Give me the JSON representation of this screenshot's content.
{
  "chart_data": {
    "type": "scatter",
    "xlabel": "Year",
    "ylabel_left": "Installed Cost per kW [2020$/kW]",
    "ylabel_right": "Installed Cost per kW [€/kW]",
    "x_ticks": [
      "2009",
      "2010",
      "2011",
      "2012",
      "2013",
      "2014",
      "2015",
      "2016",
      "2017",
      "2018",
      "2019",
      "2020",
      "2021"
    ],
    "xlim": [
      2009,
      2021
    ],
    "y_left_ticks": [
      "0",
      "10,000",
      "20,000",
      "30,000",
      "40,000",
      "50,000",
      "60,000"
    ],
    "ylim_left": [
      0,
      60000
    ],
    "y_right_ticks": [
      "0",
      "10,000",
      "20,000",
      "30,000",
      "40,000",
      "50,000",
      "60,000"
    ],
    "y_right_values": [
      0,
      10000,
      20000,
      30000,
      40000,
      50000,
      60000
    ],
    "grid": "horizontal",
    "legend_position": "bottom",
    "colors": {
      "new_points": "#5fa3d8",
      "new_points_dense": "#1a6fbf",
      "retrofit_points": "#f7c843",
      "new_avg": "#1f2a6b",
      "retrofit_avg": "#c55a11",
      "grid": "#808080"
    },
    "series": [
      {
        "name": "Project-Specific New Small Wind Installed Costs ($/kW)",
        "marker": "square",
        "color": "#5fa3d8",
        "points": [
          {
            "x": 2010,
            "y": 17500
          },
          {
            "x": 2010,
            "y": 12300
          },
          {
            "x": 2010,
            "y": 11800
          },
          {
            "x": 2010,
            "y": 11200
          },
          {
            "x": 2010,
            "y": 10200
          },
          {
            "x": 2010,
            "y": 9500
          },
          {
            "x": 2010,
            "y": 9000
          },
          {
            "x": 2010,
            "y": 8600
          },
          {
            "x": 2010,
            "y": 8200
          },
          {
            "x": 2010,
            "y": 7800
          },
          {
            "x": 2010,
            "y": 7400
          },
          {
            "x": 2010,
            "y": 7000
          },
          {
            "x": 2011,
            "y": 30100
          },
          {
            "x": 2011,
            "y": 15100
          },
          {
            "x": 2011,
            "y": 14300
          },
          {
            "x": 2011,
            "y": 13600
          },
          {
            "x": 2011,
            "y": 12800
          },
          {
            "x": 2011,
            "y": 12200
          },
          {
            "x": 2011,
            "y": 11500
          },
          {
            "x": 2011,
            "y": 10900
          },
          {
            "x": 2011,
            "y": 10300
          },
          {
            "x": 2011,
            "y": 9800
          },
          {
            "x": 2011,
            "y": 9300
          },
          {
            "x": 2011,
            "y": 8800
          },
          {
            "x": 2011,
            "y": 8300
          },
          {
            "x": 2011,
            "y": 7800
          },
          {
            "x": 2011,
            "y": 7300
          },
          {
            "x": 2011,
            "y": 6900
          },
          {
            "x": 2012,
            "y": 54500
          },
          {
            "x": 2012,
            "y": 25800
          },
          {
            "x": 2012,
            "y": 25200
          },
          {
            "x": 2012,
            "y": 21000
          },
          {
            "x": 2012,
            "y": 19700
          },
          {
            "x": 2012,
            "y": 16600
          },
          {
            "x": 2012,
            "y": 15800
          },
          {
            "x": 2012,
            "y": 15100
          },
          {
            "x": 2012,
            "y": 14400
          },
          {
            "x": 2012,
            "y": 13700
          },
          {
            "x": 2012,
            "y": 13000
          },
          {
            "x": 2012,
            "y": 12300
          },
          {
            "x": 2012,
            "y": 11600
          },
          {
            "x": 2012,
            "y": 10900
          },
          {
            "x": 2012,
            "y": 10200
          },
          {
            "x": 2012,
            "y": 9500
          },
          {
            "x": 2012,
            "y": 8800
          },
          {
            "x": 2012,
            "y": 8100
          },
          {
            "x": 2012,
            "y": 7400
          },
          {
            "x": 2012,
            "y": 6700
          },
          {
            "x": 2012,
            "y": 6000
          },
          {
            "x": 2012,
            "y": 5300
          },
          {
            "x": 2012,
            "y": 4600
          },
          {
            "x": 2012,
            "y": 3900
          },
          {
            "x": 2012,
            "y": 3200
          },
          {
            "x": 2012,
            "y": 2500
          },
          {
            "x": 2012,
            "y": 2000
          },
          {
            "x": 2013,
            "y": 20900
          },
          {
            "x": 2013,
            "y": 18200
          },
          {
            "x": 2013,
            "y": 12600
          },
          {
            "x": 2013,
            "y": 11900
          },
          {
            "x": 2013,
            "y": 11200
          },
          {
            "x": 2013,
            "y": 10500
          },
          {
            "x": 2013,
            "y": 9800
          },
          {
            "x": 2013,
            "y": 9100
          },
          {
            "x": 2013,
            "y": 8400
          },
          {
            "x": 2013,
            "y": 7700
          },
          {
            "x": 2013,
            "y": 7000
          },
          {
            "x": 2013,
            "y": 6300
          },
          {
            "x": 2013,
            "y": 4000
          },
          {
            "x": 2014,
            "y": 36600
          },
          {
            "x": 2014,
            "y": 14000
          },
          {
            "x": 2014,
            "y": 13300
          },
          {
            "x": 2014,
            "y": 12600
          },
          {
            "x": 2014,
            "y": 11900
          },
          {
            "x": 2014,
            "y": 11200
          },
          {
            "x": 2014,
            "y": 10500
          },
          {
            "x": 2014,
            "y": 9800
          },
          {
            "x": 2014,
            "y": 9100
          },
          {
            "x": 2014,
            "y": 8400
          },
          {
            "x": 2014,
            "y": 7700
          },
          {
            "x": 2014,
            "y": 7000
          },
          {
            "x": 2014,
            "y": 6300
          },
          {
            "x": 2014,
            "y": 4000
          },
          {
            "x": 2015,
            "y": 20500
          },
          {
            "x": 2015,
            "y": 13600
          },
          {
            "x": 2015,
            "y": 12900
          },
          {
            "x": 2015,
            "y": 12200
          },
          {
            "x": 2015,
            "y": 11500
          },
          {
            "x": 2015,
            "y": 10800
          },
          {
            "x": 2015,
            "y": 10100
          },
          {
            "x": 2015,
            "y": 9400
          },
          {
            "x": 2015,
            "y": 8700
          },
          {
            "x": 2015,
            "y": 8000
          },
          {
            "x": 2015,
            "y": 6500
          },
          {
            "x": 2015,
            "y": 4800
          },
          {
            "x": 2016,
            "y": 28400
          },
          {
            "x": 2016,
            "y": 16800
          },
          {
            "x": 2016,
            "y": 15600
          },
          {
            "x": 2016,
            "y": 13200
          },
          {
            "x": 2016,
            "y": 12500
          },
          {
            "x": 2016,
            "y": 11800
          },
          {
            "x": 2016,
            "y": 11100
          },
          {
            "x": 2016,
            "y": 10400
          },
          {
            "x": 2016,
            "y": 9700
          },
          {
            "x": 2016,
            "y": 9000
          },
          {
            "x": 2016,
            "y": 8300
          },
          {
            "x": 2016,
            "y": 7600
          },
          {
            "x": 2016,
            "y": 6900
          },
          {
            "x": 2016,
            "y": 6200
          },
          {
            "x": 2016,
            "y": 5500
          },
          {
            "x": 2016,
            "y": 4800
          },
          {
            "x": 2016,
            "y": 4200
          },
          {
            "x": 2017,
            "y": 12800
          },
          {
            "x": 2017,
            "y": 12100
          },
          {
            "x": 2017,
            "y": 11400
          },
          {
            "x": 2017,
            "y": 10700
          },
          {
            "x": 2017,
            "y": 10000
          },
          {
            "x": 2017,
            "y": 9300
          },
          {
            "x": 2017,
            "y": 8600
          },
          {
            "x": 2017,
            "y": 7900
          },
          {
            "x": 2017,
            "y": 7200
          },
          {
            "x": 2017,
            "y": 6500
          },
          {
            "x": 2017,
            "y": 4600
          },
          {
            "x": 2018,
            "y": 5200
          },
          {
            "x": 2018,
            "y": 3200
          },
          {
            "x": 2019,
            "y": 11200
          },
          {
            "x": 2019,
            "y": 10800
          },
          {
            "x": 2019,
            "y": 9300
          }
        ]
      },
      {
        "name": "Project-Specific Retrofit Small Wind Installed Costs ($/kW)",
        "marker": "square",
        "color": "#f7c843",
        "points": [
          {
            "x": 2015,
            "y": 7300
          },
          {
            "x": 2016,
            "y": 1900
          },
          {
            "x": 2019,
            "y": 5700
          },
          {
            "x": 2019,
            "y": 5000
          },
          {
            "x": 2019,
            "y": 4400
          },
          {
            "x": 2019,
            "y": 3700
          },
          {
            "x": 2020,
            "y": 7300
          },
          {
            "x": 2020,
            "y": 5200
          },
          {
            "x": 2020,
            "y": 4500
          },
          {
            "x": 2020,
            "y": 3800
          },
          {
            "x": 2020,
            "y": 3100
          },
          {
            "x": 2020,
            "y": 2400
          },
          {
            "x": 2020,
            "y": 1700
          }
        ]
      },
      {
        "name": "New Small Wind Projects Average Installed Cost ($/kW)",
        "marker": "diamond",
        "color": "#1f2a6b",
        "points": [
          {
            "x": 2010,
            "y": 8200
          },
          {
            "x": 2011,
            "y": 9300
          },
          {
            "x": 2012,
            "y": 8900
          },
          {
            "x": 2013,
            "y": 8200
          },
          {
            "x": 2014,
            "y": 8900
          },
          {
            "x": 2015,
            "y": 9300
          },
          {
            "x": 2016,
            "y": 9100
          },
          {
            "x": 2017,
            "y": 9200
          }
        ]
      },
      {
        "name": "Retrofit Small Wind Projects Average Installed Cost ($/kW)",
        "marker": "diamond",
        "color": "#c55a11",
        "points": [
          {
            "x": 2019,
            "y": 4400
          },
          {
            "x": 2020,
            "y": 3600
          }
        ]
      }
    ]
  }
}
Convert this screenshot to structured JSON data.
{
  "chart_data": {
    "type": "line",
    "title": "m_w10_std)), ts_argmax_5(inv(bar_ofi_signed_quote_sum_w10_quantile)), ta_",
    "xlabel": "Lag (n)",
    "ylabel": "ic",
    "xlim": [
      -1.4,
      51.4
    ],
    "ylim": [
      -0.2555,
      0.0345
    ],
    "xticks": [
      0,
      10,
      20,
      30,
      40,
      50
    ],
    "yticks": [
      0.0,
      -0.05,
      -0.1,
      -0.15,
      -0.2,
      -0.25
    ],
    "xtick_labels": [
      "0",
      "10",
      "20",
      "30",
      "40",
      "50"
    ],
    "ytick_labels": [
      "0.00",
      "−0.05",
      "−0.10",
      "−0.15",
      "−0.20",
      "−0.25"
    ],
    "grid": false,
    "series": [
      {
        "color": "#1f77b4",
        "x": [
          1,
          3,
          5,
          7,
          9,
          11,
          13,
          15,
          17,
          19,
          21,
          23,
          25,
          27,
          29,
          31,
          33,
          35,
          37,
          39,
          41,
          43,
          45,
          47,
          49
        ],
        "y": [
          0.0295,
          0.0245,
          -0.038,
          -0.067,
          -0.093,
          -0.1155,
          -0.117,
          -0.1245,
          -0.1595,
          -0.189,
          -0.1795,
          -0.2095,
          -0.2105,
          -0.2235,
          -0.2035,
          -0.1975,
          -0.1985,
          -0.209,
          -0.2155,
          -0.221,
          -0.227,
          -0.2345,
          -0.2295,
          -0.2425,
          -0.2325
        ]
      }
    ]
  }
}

§ WORK TO COMPLETE
Search the listing for the word "Projects". Copy every line in which it occurs.

§ THE ANSWER
        "name": "New Small Wind Projects Average Installed Cost ($/kW)",
        "name": "Retrofit Small Wind Projects Average Installed Cost ($/kW)",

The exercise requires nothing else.